● Problem to solve
Write out the material again exactly, please, and omit the pictures.

● The records
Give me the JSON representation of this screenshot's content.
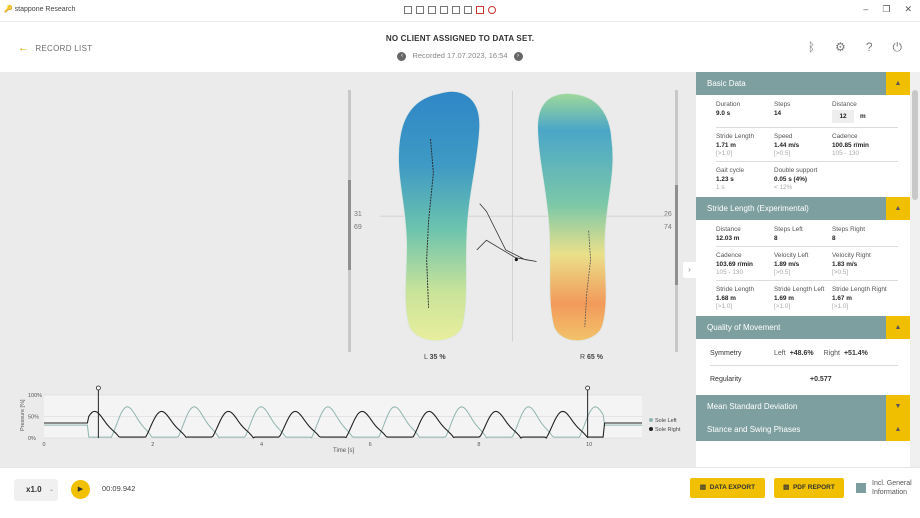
{
  "window": {
    "app_title": "stappone Research"
  },
  "header": {
    "back_label": "RECORD LIST",
    "title": "NO CLIENT ASSIGNED TO DATA SET.",
    "recorded": "Recorded 17.07.2023, 16:54"
  },
  "feet": {
    "left_top": "31",
    "left_bottom": "69",
    "right_top": "26",
    "right_bottom": "74",
    "left_label": "L",
    "left_pct": "35 %",
    "right_label": "R",
    "right_pct": "65 %"
  },
  "chart_data": {
    "type": "line",
    "xlabel": "Time [s]",
    "ylabel": "Pressure [%]",
    "y_ticks": [
      "100%",
      "50%",
      "0%"
    ],
    "x_ticks": [
      "0",
      "2",
      "4",
      "6",
      "8",
      "10"
    ],
    "xlim": [
      0,
      11
    ],
    "ylim": [
      0,
      100
    ],
    "markers": [
      1,
      10
    ],
    "series": [
      {
        "name": "Sole Left",
        "color": "#8fb5b0"
      },
      {
        "name": "Sole Right",
        "color": "#222222"
      }
    ]
  },
  "sidebar": {
    "basic": {
      "title": "Basic Data",
      "rows": [
        [
          {
            "k": "Duration",
            "v": "9.0 s"
          },
          {
            "k": "Steps",
            "v": "14"
          },
          {
            "k": "Distance",
            "v": "12",
            "u": "m"
          }
        ],
        [
          {
            "k": "Stride Length",
            "v": "1.71 m",
            "r": "[>1.0]"
          },
          {
            "k": "Speed",
            "v": "1.44 m/s",
            "r": "[>0.5]"
          },
          {
            "k": "Cadence",
            "v": "100.85 r/min",
            "r": "105 - 130"
          }
        ],
        [
          {
            "k": "Gait cycle",
            "v": "1.23 s",
            "r": "1 s"
          },
          {
            "k": "Double support",
            "v": "0.05 s (4%)",
            "r": "< 12%"
          },
          {
            "k": "",
            "v": ""
          }
        ]
      ]
    },
    "stride": {
      "title": "Stride Length (Experimental)",
      "rows": [
        [
          {
            "k": "Distance",
            "v": "12.03 m"
          },
          {
            "k": "Steps Left",
            "v": "8"
          },
          {
            "k": "Steps Right",
            "v": "8"
          }
        ],
        [
          {
            "k": "Cadence",
            "v": "103.69 r/min",
            "r": "105 - 130"
          },
          {
            "k": "Velocity Left",
            "v": "1.89 m/s",
            "r": "[>0.5]"
          },
          {
            "k": "Velocity Right",
            "v": "1.83 m/s",
            "r": "[>0.5]"
          }
        ],
        [
          {
            "k": "Stride Length",
            "v": "1.68 m",
            "r": "[>1.0]"
          },
          {
            "k": "Stride Length Left",
            "v": "1.69 m",
            "r": "[>1.0]"
          },
          {
            "k": "Stride Length Right",
            "v": "1.67 m",
            "r": "[>1.0]"
          }
        ]
      ]
    },
    "quality": {
      "title": "Quality of Movement",
      "symmetry": "Symmetry",
      "left_label": "Left",
      "left_val": "+48.6%",
      "right_label": "Right",
      "right_val": "+51.4%",
      "regularity": "Regularity",
      "regularity_val": "+0.577"
    },
    "mean_std": {
      "title": "Mean Standard Deviation"
    },
    "stance": {
      "title": "Stance and Swing Phases"
    }
  },
  "footer": {
    "speed": "x1.0",
    "time": "00:09.942",
    "data_export": "DATA EXPORT",
    "pdf_report": "PDF REPORT",
    "incl_line1": "Incl. General",
    "incl_line2": "Information"
  },
  "colors": {
    "accent": "#f1c000",
    "section": "#7e9fa0"
  }
}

● Task result
Give me the JSON representation of this screenshot's content.
{
  "window": {
    "app_title": "stappone Research"
  },
  "header": {
    "back_label": "RECORD LIST",
    "title": "NO CLIENT ASSIGNED TO DATA SET.",
    "recorded": "Recorded 17.07.2023, 16:54"
  },
  "feet": {
    "left_top": "31",
    "left_bottom": "69",
    "right_top": "26",
    "right_bottom": "74",
    "left_label": "L",
    "left_pct": "35 %",
    "right_label": "R",
    "right_pct": "65 %"
  },
  "chart_data": {
    "type": "line",
    "xlabel": "Time [s]",
    "ylabel": "Pressure [%]",
    "y_ticks": [
      "100%",
      "50%",
      "0%"
    ],
    "x_ticks": [
      "0",
      "2",
      "4",
      "6",
      "8",
      "10"
    ],
    "xlim": [
      0,
      11
    ],
    "ylim": [
      0,
      100
    ],
    "markers": [
      1,
      10
    ],
    "series": [
      {
        "name": "Sole Left",
        "color": "#8fb5b0"
      },
      {
        "name": "Sole Right",
        "color": "#222222"
      }
    ]
  },
  "sidebar": {
    "basic": {
      "title": "Basic Data",
      "rows": [
        [
          {
            "k": "Duration",
            "v": "9.0 s"
          },
          {
            "k": "Steps",
            "v": "14"
          },
          {
            "k": "Distance",
            "v": "12",
            "u": "m"
          }
        ],
        [
          {
            "k": "Stride Length",
            "v": "1.71 m",
            "r": "[>1.0]"
          },
          {
            "k": "Speed",
            "v": "1.44 m/s",
            "r": "[>0.5]"
          },
          {
            "k": "Cadence",
            "v": "100.85 r/min",
            "r": "105 - 130"
          }
        ],
        [
          {
            "k": "Gait cycle",
            "v": "1.23 s",
            "r": "1 s"
          },
          {
            "k": "Double support",
            "v": "0.05 s (4%)",
            "r": "< 12%"
          },
          {
            "k": "",
            "v": ""
          }
        ]
      ]
    },
    "stride": {
      "title": "Stride Length (Experimental)",
      "rows": [
        [
          {
            "k": "Distance",
            "v": "12.03 m"
          },
          {
            "k": "Steps Left",
            "v": "8"
          },
          {
            "k": "Steps Right",
            "v": "8"
          }
        ],
        [
          {
            "k": "Cadence",
            "v": "103.69 r/min",
            "r": "105 - 130"
          },
          {
            "k": "Velocity Left",
            "v": "1.89 m/s",
            "r": "[>0.5]"
          },
          {
            "k": "Velocity Right",
            "v": "1.83 m/s",
            "r": "[>0.5]"
          }
        ],
        [
          {
            "k": "Stride Length",
            "v": "1.68 m",
            "r": "[>1.0]"
          },
          {
            "k": "Stride Length Left",
            "v": "1.69 m",
            "r": "[>1.0]"
          },
          {
            "k": "Stride Length Right",
            "v": "1.67 m",
            "r": "[>1.0]"
          }
        ]
      ]
    },
    "quality": {
      "title": "Quality of Movement",
      "symmetry": "Symmetry",
      "left_label": "Left",
      "left_val": "+48.6%",
      "right_label": "Right",
      "right_val": "+51.4%",
      "regularity": "Regularity",
      "regularity_val": "+0.577"
    },
    "mean_std": {
      "title": "Mean Standard Deviation"
    },
    "stance": {
      "title": "Stance and Swing Phases"
    }
  },
  "footer": {
    "speed": "x1.0",
    "time": "00:09.942",
    "data_export": "DATA EXPORT",
    "pdf_report": "PDF REPORT",
    "incl_line1": "Incl. General",
    "incl_line2": "Information"
  },
  "colors": {
    "accent": "#f1c000",
    "section": "#7e9fa0"
  }
}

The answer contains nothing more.